WRITTEN EXERCISE
Restate the listing that follows word for word, without its pictures.

Stored data entries
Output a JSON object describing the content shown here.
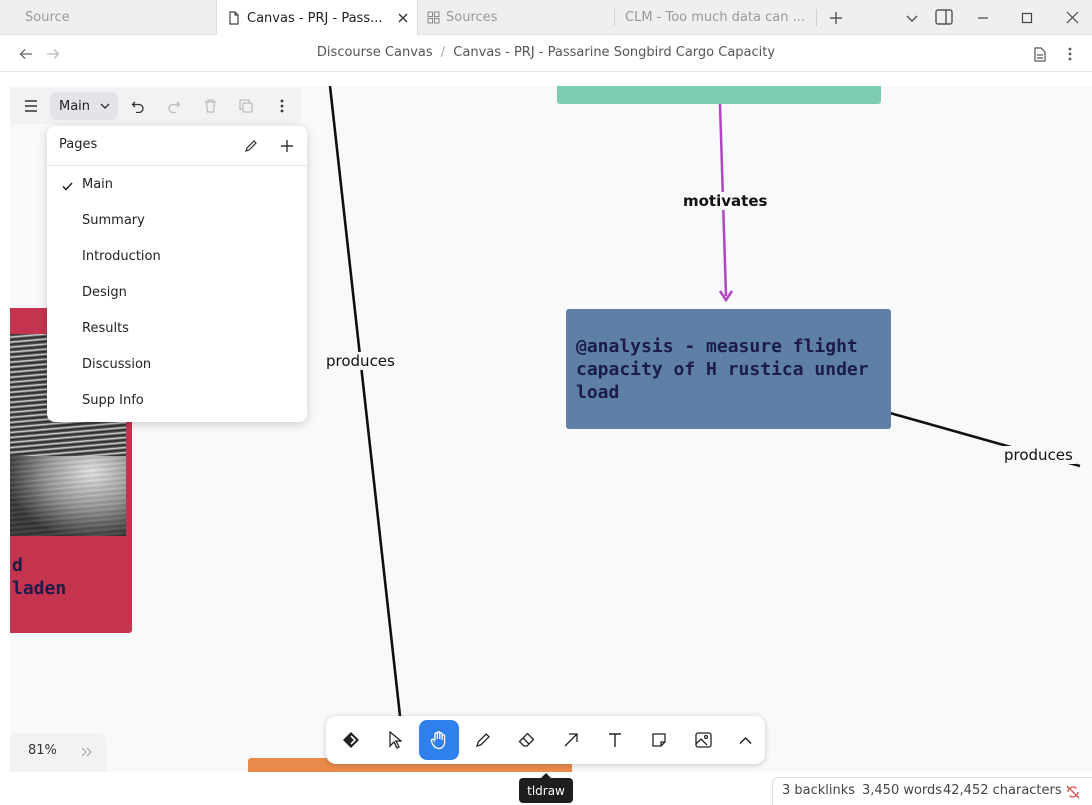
{
  "tabs": [
    {
      "title": "Source",
      "active": false,
      "icon": "none"
    },
    {
      "title": "Canvas - PRJ - Pass...",
      "active": true,
      "icon": "document-icon"
    },
    {
      "title": "Sources",
      "active": false,
      "icon": "grid-icon"
    },
    {
      "title": "CLM - Too much data can ...",
      "active": false,
      "icon": "none"
    }
  ],
  "breadcrumb": {
    "parent": "Discourse Canvas",
    "separator": "/",
    "current": "Canvas - PRJ - Passarine Songbird Cargo Capacity"
  },
  "toolbar": {
    "page_select": "Main"
  },
  "pages_menu": {
    "title": "Pages",
    "items": [
      "Main",
      "Summary",
      "Introduction",
      "Design",
      "Results",
      "Discussion",
      "Supp Info"
    ],
    "selected": "Main"
  },
  "canvas": {
    "analysis_node": "@analysis - measure flight capacity of H rustica under load",
    "left_node_line1": "d",
    "left_node_line2": "laden",
    "edge_motivates": "motivates",
    "edge_produces_left": "produces",
    "edge_produces_right": "produces",
    "colors": {
      "teal": "#7ecbb4",
      "blue": "#5e80a6",
      "red": "#c5344f",
      "orange": "#ea8a4a",
      "purple": "#b146c2"
    }
  },
  "zoom": {
    "level": "81%"
  },
  "tooltip": "tldraw",
  "status": {
    "backlinks": "3 backlinks",
    "words": "3,450 words",
    "characters": "42,452 characters"
  },
  "accent": "#2f80ed"
}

REPLY
Output a JSON object describing the content shown here.
{
  "tabs": [
    {
      "title": "Source",
      "active": false,
      "icon": "none"
    },
    {
      "title": "Canvas - PRJ - Pass...",
      "active": true,
      "icon": "document-icon"
    },
    {
      "title": "Sources",
      "active": false,
      "icon": "grid-icon"
    },
    {
      "title": "CLM - Too much data can ...",
      "active": false,
      "icon": "none"
    }
  ],
  "breadcrumb": {
    "parent": "Discourse Canvas",
    "separator": "/",
    "current": "Canvas - PRJ - Passarine Songbird Cargo Capacity"
  },
  "toolbar": {
    "page_select": "Main"
  },
  "pages_menu": {
    "title": "Pages",
    "items": [
      "Main",
      "Summary",
      "Introduction",
      "Design",
      "Results",
      "Discussion",
      "Supp Info"
    ],
    "selected": "Main"
  },
  "canvas": {
    "analysis_node": "@analysis - measure flight capacity of H rustica under load",
    "left_node_line1": "d",
    "left_node_line2": "laden",
    "edge_motivates": "motivates",
    "edge_produces_left": "produces",
    "edge_produces_right": "produces",
    "colors": {
      "teal": "#7ecbb4",
      "blue": "#5e80a6",
      "red": "#c5344f",
      "orange": "#ea8a4a",
      "purple": "#b146c2"
    }
  },
  "zoom": {
    "level": "81%"
  },
  "tooltip": "tldraw",
  "status": {
    "backlinks": "3 backlinks",
    "words": "3,450 words",
    "characters": "42,452 characters"
  },
  "accent": "#2f80ed"
}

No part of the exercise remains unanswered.